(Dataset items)

--- BEGIN ---

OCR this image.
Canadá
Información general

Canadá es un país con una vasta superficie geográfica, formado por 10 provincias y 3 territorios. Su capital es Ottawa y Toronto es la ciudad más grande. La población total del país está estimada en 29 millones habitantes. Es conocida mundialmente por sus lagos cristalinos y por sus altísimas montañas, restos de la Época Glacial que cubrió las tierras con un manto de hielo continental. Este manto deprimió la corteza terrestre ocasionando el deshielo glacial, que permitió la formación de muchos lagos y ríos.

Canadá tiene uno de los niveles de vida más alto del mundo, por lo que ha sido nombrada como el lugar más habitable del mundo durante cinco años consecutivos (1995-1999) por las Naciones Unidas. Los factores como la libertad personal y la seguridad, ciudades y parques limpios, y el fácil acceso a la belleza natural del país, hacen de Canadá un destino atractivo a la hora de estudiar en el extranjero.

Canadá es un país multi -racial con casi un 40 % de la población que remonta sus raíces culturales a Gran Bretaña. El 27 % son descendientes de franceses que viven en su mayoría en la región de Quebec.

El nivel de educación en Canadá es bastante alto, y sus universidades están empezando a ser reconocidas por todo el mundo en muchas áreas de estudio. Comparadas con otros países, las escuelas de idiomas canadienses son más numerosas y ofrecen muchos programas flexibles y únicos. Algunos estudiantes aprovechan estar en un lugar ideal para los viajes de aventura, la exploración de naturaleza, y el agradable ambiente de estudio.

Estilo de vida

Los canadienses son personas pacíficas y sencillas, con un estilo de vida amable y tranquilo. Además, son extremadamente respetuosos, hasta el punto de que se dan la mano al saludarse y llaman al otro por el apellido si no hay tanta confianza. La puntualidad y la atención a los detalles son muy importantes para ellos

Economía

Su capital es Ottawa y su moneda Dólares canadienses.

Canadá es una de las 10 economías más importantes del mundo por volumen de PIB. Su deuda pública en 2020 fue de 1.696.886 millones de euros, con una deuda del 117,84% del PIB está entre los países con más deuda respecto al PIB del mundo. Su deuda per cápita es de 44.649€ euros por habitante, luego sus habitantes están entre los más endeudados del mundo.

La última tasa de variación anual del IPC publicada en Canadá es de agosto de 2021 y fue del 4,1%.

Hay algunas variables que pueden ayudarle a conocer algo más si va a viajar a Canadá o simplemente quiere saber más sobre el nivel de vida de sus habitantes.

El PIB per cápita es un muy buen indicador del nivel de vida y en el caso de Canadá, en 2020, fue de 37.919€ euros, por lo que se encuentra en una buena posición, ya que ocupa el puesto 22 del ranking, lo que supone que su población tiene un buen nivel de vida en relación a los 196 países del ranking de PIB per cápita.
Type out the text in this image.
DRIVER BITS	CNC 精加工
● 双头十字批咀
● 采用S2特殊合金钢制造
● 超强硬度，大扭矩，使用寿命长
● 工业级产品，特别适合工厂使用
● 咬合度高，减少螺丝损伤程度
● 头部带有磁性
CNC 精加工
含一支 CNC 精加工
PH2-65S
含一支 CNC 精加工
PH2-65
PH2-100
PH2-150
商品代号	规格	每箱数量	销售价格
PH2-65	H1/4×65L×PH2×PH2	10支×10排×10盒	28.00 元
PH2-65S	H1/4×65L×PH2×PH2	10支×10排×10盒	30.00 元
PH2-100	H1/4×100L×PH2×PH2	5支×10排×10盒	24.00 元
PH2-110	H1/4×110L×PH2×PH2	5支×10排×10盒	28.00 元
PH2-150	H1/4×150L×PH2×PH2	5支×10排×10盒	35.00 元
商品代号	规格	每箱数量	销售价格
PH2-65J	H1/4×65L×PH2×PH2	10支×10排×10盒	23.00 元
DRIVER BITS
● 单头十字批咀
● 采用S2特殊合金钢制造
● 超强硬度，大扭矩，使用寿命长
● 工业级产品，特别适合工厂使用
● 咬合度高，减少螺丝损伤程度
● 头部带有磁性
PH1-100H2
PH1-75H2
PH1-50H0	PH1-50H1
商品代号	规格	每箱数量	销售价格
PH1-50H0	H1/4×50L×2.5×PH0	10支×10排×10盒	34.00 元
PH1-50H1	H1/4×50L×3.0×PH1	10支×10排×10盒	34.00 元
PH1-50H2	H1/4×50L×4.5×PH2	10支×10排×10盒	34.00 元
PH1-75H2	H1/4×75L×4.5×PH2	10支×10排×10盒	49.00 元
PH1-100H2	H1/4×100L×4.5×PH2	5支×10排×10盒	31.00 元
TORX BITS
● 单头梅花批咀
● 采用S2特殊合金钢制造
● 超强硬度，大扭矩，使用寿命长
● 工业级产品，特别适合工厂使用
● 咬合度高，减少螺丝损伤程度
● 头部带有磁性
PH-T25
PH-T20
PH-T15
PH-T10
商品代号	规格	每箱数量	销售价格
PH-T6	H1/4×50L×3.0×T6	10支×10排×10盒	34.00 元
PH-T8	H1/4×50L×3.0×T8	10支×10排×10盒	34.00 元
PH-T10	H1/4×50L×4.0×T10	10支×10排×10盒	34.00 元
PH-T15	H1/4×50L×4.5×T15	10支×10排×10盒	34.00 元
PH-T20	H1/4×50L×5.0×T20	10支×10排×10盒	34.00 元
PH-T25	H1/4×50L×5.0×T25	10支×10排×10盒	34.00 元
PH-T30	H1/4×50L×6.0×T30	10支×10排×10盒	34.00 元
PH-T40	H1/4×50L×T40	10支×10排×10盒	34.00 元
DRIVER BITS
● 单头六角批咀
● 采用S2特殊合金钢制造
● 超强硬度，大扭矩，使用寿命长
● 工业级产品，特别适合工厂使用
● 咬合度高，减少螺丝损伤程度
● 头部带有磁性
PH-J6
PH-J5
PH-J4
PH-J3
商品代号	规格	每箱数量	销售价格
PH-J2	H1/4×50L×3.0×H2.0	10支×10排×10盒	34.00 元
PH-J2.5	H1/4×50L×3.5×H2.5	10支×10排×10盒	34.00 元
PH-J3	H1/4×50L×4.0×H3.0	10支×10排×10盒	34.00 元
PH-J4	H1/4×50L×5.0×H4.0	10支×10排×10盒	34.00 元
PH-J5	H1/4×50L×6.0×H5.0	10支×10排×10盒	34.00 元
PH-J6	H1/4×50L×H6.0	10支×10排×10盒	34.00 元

--- END ---

- What you are asked to do: Which lines hold the word "mundo"? Return all of them from the records above.

- Solved problem:
Canadá tiene uno de los niveles de vida más alto del mundo, por lo que ha sido nombrada como el lugar más habitable del mundo durante cinco años consecutivos (1995-1999) por las Naciones Unidas. Los factores como la libertad personal y la seguridad, ciudades y parques limpios, y el fácil acceso a la belleza natural del país, hacen de Canadá un destino atractivo a la hora de estudiar en el extranjero.
El nivel de educación en Canadá es bastante alto, y sus universidades están empezando a ser reconocidas por todo el mundo en muchas áreas de estudio. Comparadas con otros países, las escuelas de idiomas canadienses son más numerosas y ofrecen muchos programas flexibles y únicos. Algunos estudiantes aprovechan estar en un lugar ideal para los viajes de aventura, la exploración de naturaleza, y el agradable ambiente de estudio.
Canadá es una de las 10 economías más importantes del mundo por volumen de PIB. Su deuda pública en 2020 fue de 1.696.886 millones de euros, con una deuda del 117,84% del PIB está entre los países con más deuda respecto al PIB del mundo. Su deuda per cápita es de 44.649€ euros por habitante, luego sus habitantes están entre los más endeudados del mundo.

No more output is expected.